## DIRECTION
Below are some records; reproduce every one of them exactly.
···
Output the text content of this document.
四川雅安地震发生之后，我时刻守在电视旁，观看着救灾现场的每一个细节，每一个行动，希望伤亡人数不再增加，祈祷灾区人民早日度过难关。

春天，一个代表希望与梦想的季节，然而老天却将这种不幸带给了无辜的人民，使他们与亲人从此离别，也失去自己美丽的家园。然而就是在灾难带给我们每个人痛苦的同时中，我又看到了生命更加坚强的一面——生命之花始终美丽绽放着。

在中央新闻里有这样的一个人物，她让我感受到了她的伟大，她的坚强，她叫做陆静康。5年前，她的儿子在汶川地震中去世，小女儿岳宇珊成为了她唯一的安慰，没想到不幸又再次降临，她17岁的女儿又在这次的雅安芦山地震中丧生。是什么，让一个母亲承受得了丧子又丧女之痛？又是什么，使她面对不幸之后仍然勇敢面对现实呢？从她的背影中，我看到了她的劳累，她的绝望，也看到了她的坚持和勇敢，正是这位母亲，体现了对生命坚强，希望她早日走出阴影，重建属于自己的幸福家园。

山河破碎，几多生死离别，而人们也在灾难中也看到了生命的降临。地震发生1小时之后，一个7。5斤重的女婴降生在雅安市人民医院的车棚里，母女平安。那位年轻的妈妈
···
## RESULT FOR THIS TASK
Output the text content of this document.
四川雅安地震发生之后，我时刻守在电视旁，观看着救灾现场的每一个细节，每一个行动，希望伤亡人数不再增加，祈祷灾区人民早日度过难关。

春天，一个代表希望与梦想的季节，然而老天却将这种不幸带给了无辜的人民，使他们与亲人从此离别，也失去自己美丽的家园。然而就是在灾难带给我们每个人痛苦的同时中，我又看到了生命更加坚强的一面——生命之花始终美丽绽放着。

在中央新闻里有这样的一个人物，她让我感受到了她的伟大，她的坚强，她叫做陆静康。5年前，她的儿子在汶川地震中去世，小女儿岳宇珊成为了她唯一的安慰，没想到不幸又再次降临，她17岁的女儿又在这次的雅安芦山地震中丧生。是什么，让一个母亲承受得了丧子又丧女之痛？又是什么，使她面对不幸之后仍然勇敢面对现实呢？从她的背影中，我看到了她的劳累，她的绝望，也看到了她的坚持和勇敢，正是这位母亲，体现了对生命坚强，希望她早日走出阴影，重建属于自己的幸福家园。

山河破碎，几多生死离别，而人们也在灾难中也看到了生命的降临。地震发生1小时之后，一个7。5斤重的女婴降生在雅安市人民医院的车棚里，母女平安。那位年轻的妈妈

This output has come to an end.